━━ Available records ━━
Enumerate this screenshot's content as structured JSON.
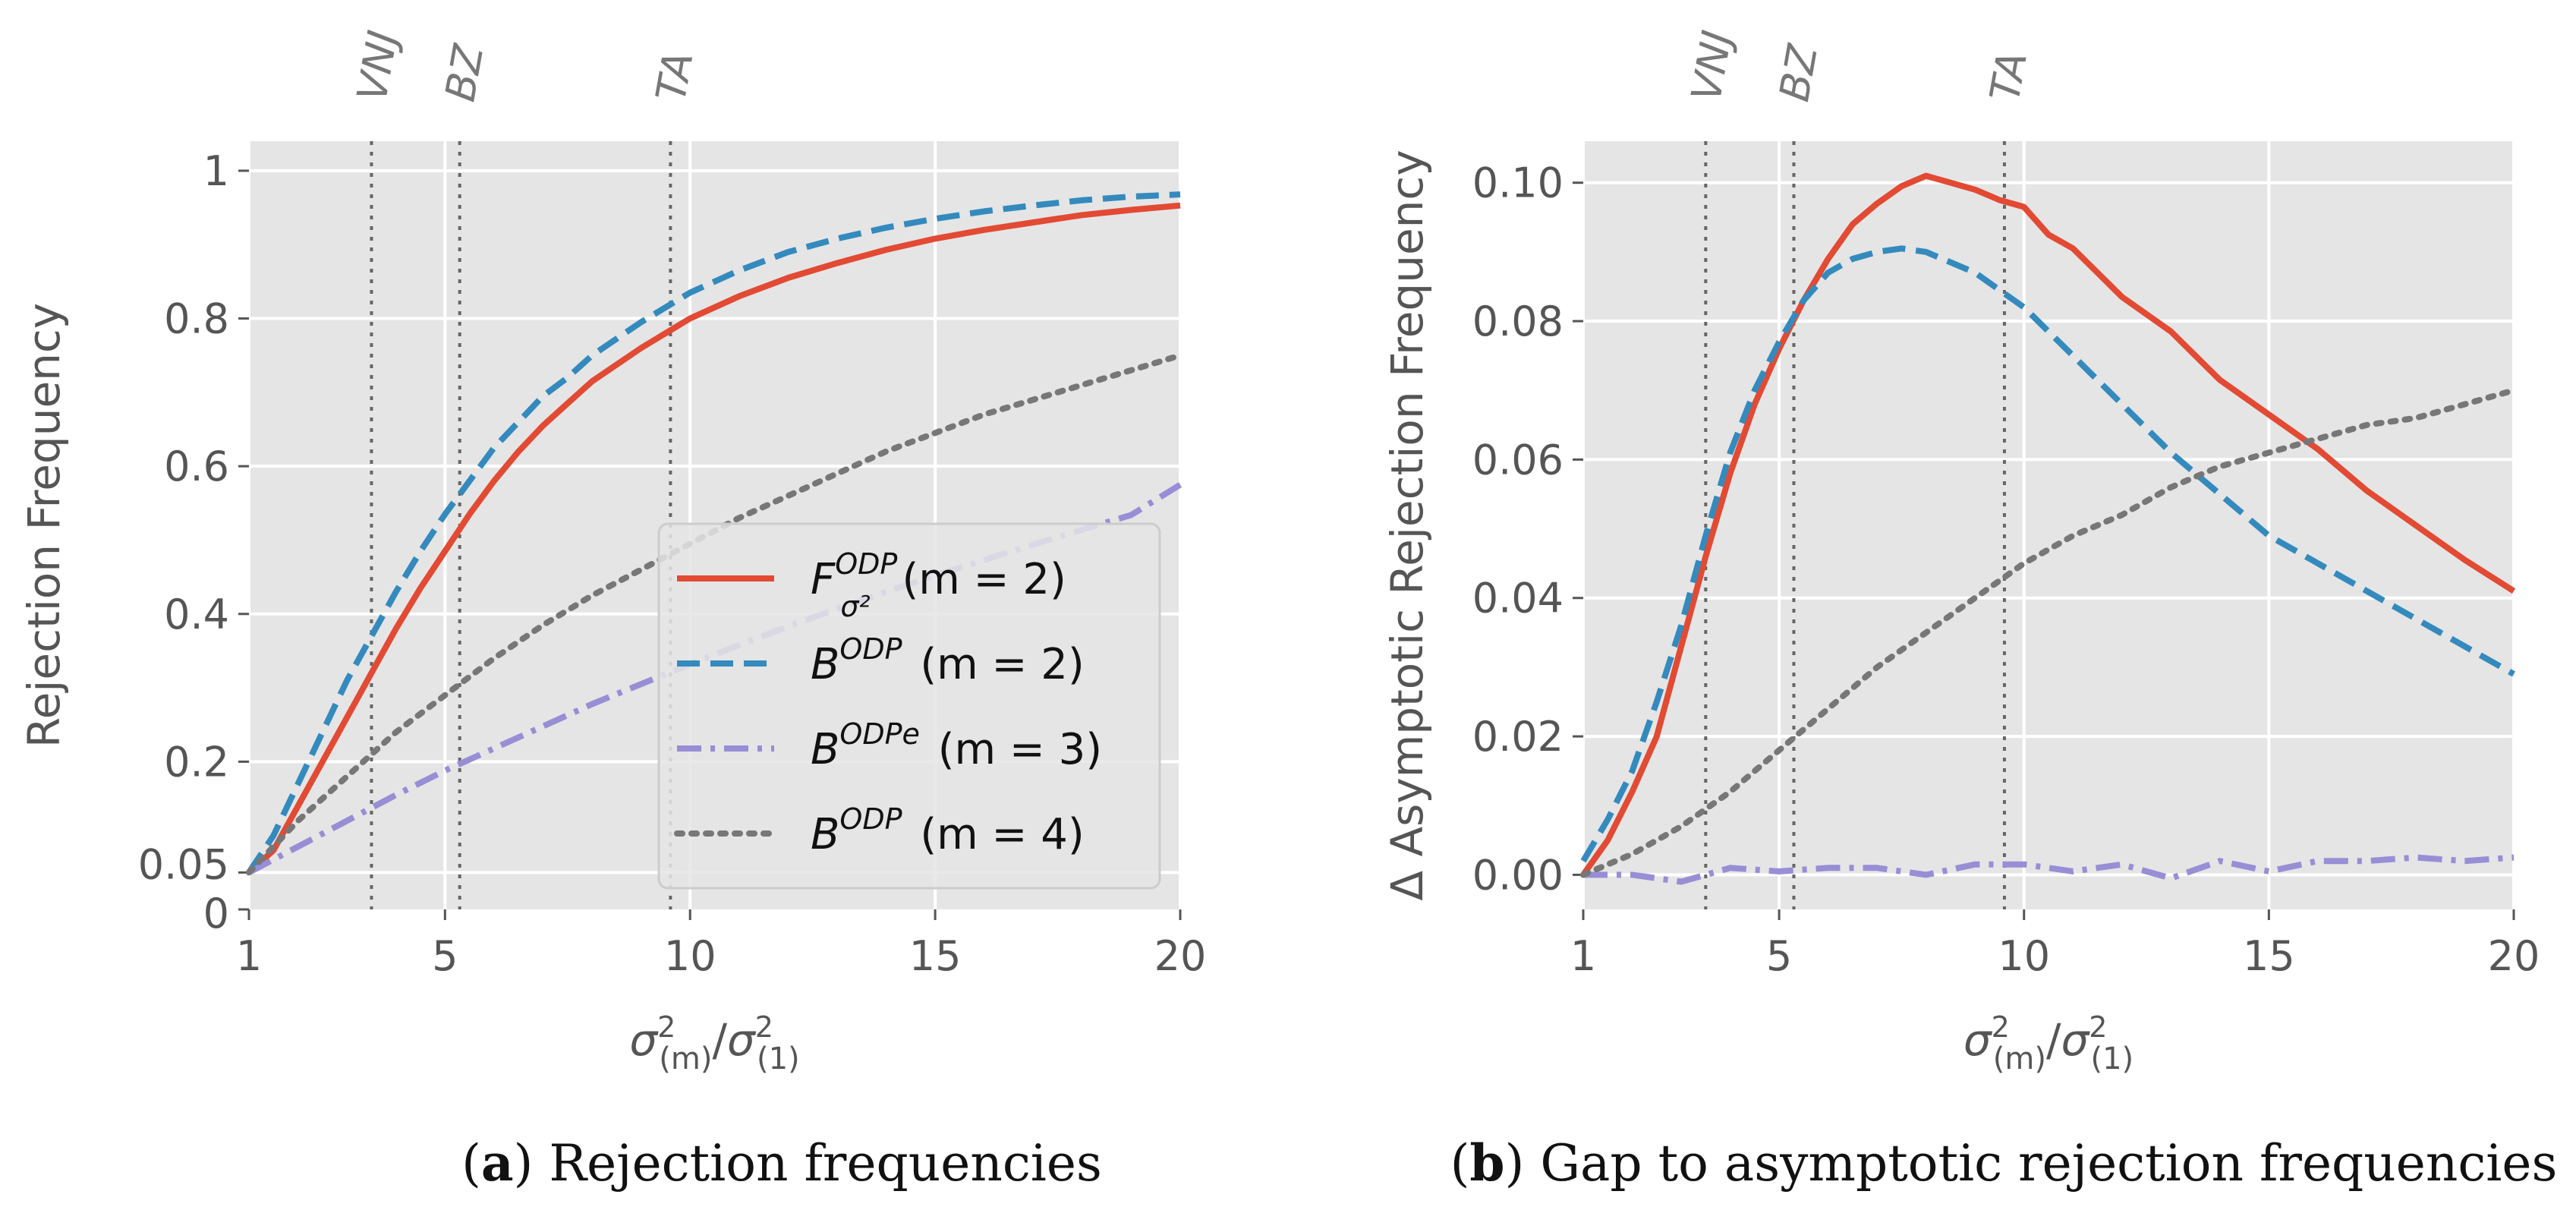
{
  "chart_data": [
    {
      "type": "line",
      "panel": "a",
      "caption_letter": "a",
      "caption_text": "Rejection frequencies",
      "xlabel": "σ²(m)/σ²(1)",
      "ylabel": "Rejection Frequency",
      "xlim": [
        1,
        20
      ],
      "ylim": [
        0,
        1.04
      ],
      "xticks": [
        1,
        5,
        10,
        15,
        20
      ],
      "xtick_labels": [
        "1",
        "5",
        "10",
        "15",
        "20"
      ],
      "yticks": [
        0,
        0.05,
        0.2,
        0.4,
        0.6,
        0.8,
        1
      ],
      "ytick_labels": [
        "0",
        "0.05",
        "0.2",
        "0.4",
        "0.6",
        "0.8",
        "1"
      ],
      "ygrid": [
        0.05,
        0.2,
        0.4,
        0.6,
        0.8,
        1
      ],
      "vlines": [
        {
          "x": 3.5,
          "label": "VNJ"
        },
        {
          "x": 5.3,
          "label": "BZ"
        },
        {
          "x": 9.6,
          "label": "TA"
        }
      ],
      "legend": {
        "placement": "lower-right"
      },
      "series": [
        {
          "name": "F^ODP_σ² (m = 2)",
          "base": "F",
          "sup": "ODP",
          "sub": "σ²",
          "suffix": " (m = 2)",
          "color": "#e24a33",
          "dash": "solid",
          "x": [
            1,
            1.5,
            2,
            2.5,
            3,
            3.5,
            4,
            4.5,
            5,
            5.5,
            6,
            6.5,
            7,
            7.5,
            8,
            9,
            10,
            11,
            12,
            13,
            14,
            15,
            16,
            17,
            18,
            19,
            20
          ],
          "y": [
            0.05,
            0.08,
            0.14,
            0.2,
            0.26,
            0.32,
            0.38,
            0.435,
            0.485,
            0.535,
            0.58,
            0.62,
            0.655,
            0.685,
            0.715,
            0.76,
            0.8,
            0.83,
            0.855,
            0.875,
            0.893,
            0.908,
            0.92,
            0.93,
            0.94,
            0.947,
            0.953
          ]
        },
        {
          "name": "B^ODP (m = 2)",
          "base": "B",
          "sup": "ODP",
          "sub": "",
          "suffix": " (m = 2)",
          "color": "#348abd",
          "dash": "dashed",
          "x": [
            1,
            1.5,
            2,
            2.5,
            3,
            3.5,
            4,
            4.5,
            5,
            5.5,
            6,
            6.5,
            7,
            7.5,
            8,
            9,
            10,
            11,
            12,
            13,
            14,
            15,
            16,
            17,
            18,
            19,
            20
          ],
          "y": [
            0.05,
            0.1,
            0.17,
            0.24,
            0.31,
            0.37,
            0.43,
            0.485,
            0.535,
            0.58,
            0.625,
            0.66,
            0.695,
            0.72,
            0.75,
            0.795,
            0.835,
            0.865,
            0.89,
            0.908,
            0.923,
            0.935,
            0.945,
            0.953,
            0.96,
            0.965,
            0.968
          ]
        },
        {
          "name": "B^ODPe (m = 3)",
          "base": "B",
          "sup": "ODPe",
          "sub": "",
          "suffix": " (m = 3)",
          "color": "#988ed5",
          "dash": "dashdot",
          "x": [
            1,
            2,
            3,
            4,
            5,
            6,
            7,
            8,
            9,
            10,
            11,
            12,
            13,
            14,
            15,
            16,
            17,
            18,
            19,
            20
          ],
          "y": [
            0.05,
            0.085,
            0.12,
            0.155,
            0.188,
            0.218,
            0.248,
            0.278,
            0.305,
            0.332,
            0.358,
            0.383,
            0.407,
            0.43,
            0.452,
            0.473,
            0.494,
            0.514,
            0.534,
            0.575
          ]
        },
        {
          "name": "B^ODP (m = 4)",
          "base": "B",
          "sup": "ODP",
          "sub": "",
          "suffix": " (m = 4)",
          "color": "#777777",
          "dash": "dotted",
          "x": [
            1,
            2,
            3,
            4,
            5,
            6,
            7,
            8,
            9,
            10,
            11,
            12,
            13,
            14,
            15,
            16,
            17,
            18,
            19,
            20
          ],
          "y": [
            0.05,
            0.12,
            0.18,
            0.24,
            0.29,
            0.34,
            0.385,
            0.425,
            0.46,
            0.495,
            0.53,
            0.56,
            0.59,
            0.62,
            0.645,
            0.67,
            0.69,
            0.71,
            0.73,
            0.75
          ]
        }
      ]
    },
    {
      "type": "line",
      "panel": "b",
      "caption_letter": "b",
      "caption_text": "Gap to asymptotic rejection frequencies",
      "xlabel": "σ²(m)/σ²(1)",
      "ylabel": "Δ Asymptotic Rejection Frequency",
      "xlim": [
        1,
        20
      ],
      "ylim": [
        -0.005,
        0.106
      ],
      "xticks": [
        1,
        5,
        10,
        15,
        20
      ],
      "xtick_labels": [
        "1",
        "5",
        "10",
        "15",
        "20"
      ],
      "yticks": [
        0,
        0.02,
        0.04,
        0.06,
        0.08,
        0.1
      ],
      "ytick_labels": [
        "0.00",
        "0.02",
        "0.04",
        "0.06",
        "0.08",
        "0.10"
      ],
      "ygrid": [
        0,
        0.02,
        0.04,
        0.06,
        0.08,
        0.1
      ],
      "vlines": [
        {
          "x": 3.5,
          "label": "VNJ"
        },
        {
          "x": 5.3,
          "label": "BZ"
        },
        {
          "x": 9.6,
          "label": "TA"
        }
      ],
      "series": [
        {
          "name": "F^ODP_σ² (m = 2)",
          "color": "#e24a33",
          "dash": "solid",
          "x": [
            1,
            1.5,
            2,
            2.5,
            3,
            3.5,
            4,
            4.5,
            5,
            5.5,
            6,
            6.5,
            7,
            7.5,
            8,
            8.5,
            9,
            9.5,
            10,
            10.5,
            11,
            11.5,
            12,
            13,
            14,
            15,
            16,
            17,
            18,
            19,
            20
          ],
          "y": [
            0,
            0.005,
            0.012,
            0.02,
            0.033,
            0.046,
            0.058,
            0.068,
            0.076,
            0.083,
            0.089,
            0.094,
            0.097,
            0.0995,
            0.101,
            0.1,
            0.099,
            0.0975,
            0.0965,
            0.0925,
            0.0905,
            0.087,
            0.0835,
            0.0785,
            0.0715,
            0.0665,
            0.0615,
            0.0555,
            0.0505,
            0.0455,
            0.041
          ]
        },
        {
          "name": "B^ODP (m = 2)",
          "color": "#348abd",
          "dash": "dashed",
          "x": [
            1,
            1.5,
            2,
            2.5,
            3,
            3.5,
            4,
            4.5,
            5,
            5.5,
            6,
            6.5,
            7,
            7.5,
            8,
            9,
            10,
            11,
            12,
            13,
            14,
            15,
            16,
            17,
            18,
            19,
            20
          ],
          "y": [
            0.002,
            0.008,
            0.015,
            0.025,
            0.036,
            0.049,
            0.061,
            0.07,
            0.077,
            0.083,
            0.087,
            0.089,
            0.09,
            0.0905,
            0.09,
            0.087,
            0.082,
            0.075,
            0.068,
            0.061,
            0.055,
            0.049,
            0.045,
            0.041,
            0.037,
            0.033,
            0.029
          ]
        },
        {
          "name": "B^ODPe (m = 3)",
          "color": "#988ed5",
          "dash": "dashdot",
          "x": [
            1,
            2,
            3,
            4,
            5,
            6,
            7,
            8,
            9,
            10,
            11,
            12,
            13,
            14,
            15,
            16,
            17,
            18,
            19,
            20
          ],
          "y": [
            0.0,
            0.0,
            -0.001,
            0.001,
            0.0005,
            0.001,
            0.001,
            0.0,
            0.0015,
            0.0015,
            0.0005,
            0.0015,
            -0.0005,
            0.002,
            0.0005,
            0.002,
            0.002,
            0.0025,
            0.002,
            0.0025
          ]
        },
        {
          "name": "B^ODP (m = 4)",
          "color": "#777777",
          "dash": "dotted",
          "x": [
            1,
            2,
            3,
            4,
            5,
            6,
            7,
            8,
            9,
            10,
            11,
            12,
            13,
            14,
            15,
            16,
            17,
            18,
            19,
            20
          ],
          "y": [
            0.0,
            0.003,
            0.007,
            0.012,
            0.018,
            0.024,
            0.03,
            0.035,
            0.04,
            0.045,
            0.049,
            0.052,
            0.056,
            0.059,
            0.061,
            0.063,
            0.065,
            0.066,
            0.068,
            0.07
          ]
        }
      ]
    }
  ]
}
━━━
Give back only a number, the number of lines where the string "ylabel" occurs.

Solution - 2